** begin Data for the task **

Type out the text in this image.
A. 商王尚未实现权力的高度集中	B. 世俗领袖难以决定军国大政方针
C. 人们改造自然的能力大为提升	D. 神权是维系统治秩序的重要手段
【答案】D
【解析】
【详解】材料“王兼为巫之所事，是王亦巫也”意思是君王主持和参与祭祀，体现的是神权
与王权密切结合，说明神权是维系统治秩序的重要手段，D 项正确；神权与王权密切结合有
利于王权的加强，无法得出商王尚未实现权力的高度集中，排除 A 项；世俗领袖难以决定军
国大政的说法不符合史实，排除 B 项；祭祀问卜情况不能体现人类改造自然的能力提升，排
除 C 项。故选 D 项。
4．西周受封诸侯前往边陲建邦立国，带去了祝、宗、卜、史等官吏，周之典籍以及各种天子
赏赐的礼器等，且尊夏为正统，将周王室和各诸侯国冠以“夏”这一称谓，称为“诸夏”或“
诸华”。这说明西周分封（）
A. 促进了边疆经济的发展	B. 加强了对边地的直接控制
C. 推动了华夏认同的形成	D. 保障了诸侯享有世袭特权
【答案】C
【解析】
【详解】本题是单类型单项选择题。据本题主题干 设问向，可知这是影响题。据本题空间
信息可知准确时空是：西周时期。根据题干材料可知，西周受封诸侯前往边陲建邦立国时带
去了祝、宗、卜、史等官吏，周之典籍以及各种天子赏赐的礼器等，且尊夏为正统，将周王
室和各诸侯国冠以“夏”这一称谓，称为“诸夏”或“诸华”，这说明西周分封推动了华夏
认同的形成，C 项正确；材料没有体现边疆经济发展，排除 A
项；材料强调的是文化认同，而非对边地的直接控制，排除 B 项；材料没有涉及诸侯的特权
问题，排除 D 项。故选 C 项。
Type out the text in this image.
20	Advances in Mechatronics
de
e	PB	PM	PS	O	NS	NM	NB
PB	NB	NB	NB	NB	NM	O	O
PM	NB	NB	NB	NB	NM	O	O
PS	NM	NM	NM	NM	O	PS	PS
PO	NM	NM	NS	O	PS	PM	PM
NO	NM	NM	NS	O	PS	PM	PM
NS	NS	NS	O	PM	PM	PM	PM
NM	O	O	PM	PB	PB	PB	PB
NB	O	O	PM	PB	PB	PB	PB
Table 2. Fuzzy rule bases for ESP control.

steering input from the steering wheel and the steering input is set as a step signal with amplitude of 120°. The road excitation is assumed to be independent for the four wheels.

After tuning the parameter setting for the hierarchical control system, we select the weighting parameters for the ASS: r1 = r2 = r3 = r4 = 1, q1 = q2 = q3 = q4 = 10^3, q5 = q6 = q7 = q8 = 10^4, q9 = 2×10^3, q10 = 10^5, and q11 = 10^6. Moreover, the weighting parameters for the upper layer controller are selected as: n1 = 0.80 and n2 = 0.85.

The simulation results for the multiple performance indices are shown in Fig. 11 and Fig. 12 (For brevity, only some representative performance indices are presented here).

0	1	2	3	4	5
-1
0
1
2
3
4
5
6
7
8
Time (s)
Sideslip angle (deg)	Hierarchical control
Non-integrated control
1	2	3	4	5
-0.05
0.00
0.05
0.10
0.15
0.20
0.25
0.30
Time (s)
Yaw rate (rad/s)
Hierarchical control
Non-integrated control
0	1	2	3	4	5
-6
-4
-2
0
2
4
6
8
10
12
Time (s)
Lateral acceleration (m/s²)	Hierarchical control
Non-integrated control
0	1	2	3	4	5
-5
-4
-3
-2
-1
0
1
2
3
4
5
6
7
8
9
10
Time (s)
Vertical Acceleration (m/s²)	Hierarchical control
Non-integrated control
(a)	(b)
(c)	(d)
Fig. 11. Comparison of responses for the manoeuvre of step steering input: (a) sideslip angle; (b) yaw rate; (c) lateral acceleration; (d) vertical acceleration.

** end Data for the task **

Written exercise:
Reproduce all of the entries word for word.

Response to this exercise:
Type out the text in this image.
A. 商王尚未实现权力的高度集中	B. 世俗领袖难以决定军国大政方针
C. 人们改造自然的能力大为提升	D. 神权是维系统治秩序的重要手段
【答案】D
【解析】
【详解】材料“王兼为巫之所事，是王亦巫也”意思是君王主持和参与祭祀，体现的是神权
与王权密切结合，说明神权是维系统治秩序的重要手段，D 项正确；神权与王权密切结合有
利于王权的加强，无法得出商王尚未实现权力的高度集中，排除 A 项；世俗领袖难以决定军
国大政的说法不符合史实，排除 B 项；祭祀问卜情况不能体现人类改造自然的能力提升，排
除 C 项。故选 D 项。
4．西周受封诸侯前往边陲建邦立国，带去了祝、宗、卜、史等官吏，周之典籍以及各种天子
赏赐的礼器等，且尊夏为正统，将周王室和各诸侯国冠以“夏”这一称谓，称为“诸夏”或“
诸华”。这说明西周分封（）
A. 促进了边疆经济的发展	B. 加强了对边地的直接控制
C. 推动了华夏认同的形成	D. 保障了诸侯享有世袭特权
【答案】C
【解析】
【详解】本题是单类型单项选择题。据本题主题干 设问向，可知这是影响题。据本题空间
信息可知准确时空是：西周时期。根据题干材料可知，西周受封诸侯前往边陲建邦立国时带
去了祝、宗、卜、史等官吏，周之典籍以及各种天子赏赐的礼器等，且尊夏为正统，将周王
室和各诸侯国冠以“夏”这一称谓，称为“诸夏”或“诸华”，这说明西周分封推动了华夏
认同的形成，C 项正确；材料没有体现边疆经济发展，排除 A
项；材料强调的是文化认同，而非对边地的直接控制，排除 B 项；材料没有涉及诸侯的特权
问题，排除 D 项。故选 C 项。
Type out the text in this image.
20	Advances in Mechatronics
de
e	PB	PM	PS	O	NS	NM	NB
PB	NB	NB	NB	NB	NM	O	O
PM	NB	NB	NB	NB	NM	O	O
PS	NM	NM	NM	NM	O	PS	PS
PO	NM	NM	NS	O	PS	PM	PM
NO	NM	NM	NS	O	PS	PM	PM
NS	NS	NS	O	PM	PM	PM	PM
NM	O	O	PM	PB	PB	PB	PB
NB	O	O	PM	PB	PB	PB	PB
Table 2. Fuzzy rule bases for ESP control.

steering input from the steering wheel and the steering input is set as a step signal with amplitude of 120°. The road excitation is assumed to be independent for the four wheels.

After tuning the parameter setting for the hierarchical control system, we select the weighting parameters for the ASS: r1 = r2 = r3 = r4 = 1, q1 = q2 = q3 = q4 = 10^3, q5 = q6 = q7 = q8 = 10^4, q9 = 2×10^3, q10 = 10^5, and q11 = 10^6. Moreover, the weighting parameters for the upper layer controller are selected as: n1 = 0.80 and n2 = 0.85.

The simulation results for the multiple performance indices are shown in Fig. 11 and Fig. 12 (For brevity, only some representative performance indices are presented here).

0	1	2	3	4	5
-1
0
1
2
3
4
5
6
7
8
Time (s)
Sideslip angle (deg)	Hierarchical control
Non-integrated control
1	2	3	4	5
-0.05
0.00
0.05
0.10
0.15
0.20
0.25
0.30
Time (s)
Yaw rate (rad/s)
Hierarchical control
Non-integrated control
0	1	2	3	4	5
-6
-4
-2
0
2
4
6
8
10
12
Time (s)
Lateral acceleration (m/s²)	Hierarchical control
Non-integrated control
0	1	2	3	4	5
-5
-4
-3
-2
-1
0
1
2
3
4
5
6
7
8
9
10
Time (s)
Vertical Acceleration (m/s²)	Hierarchical control
Non-integrated control
(a)	(b)
(c)	(d)
Fig. 11. Comparison of responses for the manoeuvre of step steering input: (a) sideslip angle; (b) yaw rate; (c) lateral acceleration; (d) vertical acceleration.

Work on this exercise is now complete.